---------- SUPPLIED INFORMATION
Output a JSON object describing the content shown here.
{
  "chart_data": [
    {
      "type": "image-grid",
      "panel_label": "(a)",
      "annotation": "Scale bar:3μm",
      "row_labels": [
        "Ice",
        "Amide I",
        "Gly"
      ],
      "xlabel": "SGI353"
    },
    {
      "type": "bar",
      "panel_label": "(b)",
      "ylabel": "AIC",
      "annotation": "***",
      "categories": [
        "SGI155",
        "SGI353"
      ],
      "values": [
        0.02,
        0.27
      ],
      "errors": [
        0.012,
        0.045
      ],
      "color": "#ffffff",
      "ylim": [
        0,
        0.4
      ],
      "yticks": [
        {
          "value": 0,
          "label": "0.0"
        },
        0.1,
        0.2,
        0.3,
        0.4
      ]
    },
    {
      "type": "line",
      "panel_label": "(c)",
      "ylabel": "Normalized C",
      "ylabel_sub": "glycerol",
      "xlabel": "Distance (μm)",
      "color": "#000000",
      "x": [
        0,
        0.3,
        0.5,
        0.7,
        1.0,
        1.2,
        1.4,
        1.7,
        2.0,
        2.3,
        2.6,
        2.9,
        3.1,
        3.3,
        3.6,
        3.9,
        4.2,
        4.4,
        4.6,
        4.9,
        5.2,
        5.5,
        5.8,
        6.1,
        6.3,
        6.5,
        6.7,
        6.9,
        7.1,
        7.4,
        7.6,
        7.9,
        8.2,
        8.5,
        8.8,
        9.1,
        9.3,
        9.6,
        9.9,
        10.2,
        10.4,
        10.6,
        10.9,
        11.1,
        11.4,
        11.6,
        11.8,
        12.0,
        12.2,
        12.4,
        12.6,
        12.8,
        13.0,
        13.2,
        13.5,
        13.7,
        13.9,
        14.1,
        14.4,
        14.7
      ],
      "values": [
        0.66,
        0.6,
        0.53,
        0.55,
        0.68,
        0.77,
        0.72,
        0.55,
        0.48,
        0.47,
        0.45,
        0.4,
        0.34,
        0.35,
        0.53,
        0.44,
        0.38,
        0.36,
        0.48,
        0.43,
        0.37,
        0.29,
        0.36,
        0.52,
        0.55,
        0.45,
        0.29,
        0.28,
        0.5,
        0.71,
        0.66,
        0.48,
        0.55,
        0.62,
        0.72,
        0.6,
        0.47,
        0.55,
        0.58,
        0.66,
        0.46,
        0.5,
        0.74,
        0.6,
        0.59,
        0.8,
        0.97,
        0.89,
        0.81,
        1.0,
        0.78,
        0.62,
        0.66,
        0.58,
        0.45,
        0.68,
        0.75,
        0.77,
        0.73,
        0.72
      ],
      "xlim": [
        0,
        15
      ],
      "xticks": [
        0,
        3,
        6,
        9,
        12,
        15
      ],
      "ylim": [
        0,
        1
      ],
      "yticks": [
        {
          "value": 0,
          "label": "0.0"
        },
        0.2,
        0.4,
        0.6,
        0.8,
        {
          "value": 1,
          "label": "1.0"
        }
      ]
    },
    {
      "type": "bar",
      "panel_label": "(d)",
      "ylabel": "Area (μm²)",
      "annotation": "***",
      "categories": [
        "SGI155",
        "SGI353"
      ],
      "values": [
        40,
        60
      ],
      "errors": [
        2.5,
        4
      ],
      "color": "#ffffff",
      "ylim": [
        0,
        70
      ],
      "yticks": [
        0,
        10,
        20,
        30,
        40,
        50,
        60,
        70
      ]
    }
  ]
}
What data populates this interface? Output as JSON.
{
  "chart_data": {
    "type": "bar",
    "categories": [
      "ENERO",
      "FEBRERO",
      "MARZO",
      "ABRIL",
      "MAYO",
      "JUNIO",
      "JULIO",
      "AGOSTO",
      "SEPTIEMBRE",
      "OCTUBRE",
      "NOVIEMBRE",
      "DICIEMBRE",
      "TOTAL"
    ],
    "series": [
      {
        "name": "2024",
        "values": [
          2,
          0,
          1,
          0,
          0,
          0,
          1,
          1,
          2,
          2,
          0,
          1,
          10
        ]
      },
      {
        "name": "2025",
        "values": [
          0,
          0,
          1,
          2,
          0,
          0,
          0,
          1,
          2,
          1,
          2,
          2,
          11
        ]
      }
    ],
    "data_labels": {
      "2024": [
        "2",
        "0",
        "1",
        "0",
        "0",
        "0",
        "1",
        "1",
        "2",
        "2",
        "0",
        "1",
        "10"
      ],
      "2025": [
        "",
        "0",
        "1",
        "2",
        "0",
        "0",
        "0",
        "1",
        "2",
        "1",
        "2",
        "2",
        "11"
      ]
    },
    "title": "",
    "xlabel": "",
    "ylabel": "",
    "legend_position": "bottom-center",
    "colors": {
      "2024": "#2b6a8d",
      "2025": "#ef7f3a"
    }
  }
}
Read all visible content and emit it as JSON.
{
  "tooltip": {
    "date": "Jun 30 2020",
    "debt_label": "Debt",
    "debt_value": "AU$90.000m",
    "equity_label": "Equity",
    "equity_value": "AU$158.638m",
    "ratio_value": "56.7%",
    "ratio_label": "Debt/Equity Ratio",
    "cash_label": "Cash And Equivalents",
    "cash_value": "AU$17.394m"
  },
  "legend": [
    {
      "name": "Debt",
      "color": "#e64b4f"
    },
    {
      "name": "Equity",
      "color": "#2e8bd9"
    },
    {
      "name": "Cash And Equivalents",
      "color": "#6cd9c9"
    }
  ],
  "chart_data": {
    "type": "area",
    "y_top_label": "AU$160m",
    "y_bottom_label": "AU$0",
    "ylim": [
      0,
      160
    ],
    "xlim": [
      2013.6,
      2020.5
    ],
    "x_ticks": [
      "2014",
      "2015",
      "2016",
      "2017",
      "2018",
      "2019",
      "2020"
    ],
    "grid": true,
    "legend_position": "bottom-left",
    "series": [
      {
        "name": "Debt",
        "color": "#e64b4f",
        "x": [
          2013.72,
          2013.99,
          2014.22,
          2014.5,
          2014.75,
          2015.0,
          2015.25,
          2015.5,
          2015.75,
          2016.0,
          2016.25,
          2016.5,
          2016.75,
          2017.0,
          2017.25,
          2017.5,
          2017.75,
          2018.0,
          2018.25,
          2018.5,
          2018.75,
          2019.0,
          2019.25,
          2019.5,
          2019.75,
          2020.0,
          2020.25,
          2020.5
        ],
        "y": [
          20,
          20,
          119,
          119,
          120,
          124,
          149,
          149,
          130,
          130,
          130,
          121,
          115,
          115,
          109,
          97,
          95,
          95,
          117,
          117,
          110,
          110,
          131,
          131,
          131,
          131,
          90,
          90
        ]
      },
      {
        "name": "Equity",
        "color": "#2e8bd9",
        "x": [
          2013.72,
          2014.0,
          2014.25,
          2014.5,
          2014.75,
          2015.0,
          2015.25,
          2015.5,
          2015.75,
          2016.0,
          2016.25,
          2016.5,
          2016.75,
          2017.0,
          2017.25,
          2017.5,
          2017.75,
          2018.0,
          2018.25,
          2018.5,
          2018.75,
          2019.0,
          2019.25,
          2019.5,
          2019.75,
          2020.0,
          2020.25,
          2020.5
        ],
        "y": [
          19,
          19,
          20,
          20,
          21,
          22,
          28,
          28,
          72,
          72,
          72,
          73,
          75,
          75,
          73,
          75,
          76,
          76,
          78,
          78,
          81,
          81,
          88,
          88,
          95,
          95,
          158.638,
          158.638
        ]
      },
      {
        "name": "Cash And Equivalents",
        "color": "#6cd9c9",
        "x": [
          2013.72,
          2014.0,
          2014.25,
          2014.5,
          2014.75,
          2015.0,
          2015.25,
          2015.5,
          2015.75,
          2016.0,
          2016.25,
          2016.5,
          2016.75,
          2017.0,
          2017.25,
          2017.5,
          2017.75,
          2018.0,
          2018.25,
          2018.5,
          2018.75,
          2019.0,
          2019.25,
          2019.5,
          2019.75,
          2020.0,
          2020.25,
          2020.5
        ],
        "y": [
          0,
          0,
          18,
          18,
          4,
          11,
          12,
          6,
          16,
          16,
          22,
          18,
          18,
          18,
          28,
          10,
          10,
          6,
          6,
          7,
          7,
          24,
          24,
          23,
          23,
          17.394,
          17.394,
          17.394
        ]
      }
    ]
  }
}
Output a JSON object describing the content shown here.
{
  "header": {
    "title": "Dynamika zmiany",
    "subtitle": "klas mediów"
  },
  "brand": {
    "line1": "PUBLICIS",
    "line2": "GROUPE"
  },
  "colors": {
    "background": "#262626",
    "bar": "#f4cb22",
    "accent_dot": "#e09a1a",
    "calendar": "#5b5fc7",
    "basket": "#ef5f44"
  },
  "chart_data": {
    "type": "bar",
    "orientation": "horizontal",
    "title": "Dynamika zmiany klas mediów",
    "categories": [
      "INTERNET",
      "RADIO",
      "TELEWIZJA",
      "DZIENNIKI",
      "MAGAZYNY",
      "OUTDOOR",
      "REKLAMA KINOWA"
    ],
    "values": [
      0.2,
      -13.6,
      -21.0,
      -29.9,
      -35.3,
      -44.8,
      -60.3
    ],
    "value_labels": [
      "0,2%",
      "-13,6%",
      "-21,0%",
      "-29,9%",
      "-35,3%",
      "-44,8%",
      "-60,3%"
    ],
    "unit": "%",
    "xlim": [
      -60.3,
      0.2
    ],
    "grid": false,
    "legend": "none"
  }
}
--------------------
## WHAT YOU SHOULD DO
From the data above, copy each line where the string "zmiany" appears.

## SOLUTION TO THIS PROBLEM
    "title": "Dynamika zmiany",
    "title": "Dynamika zmiany klas mediów",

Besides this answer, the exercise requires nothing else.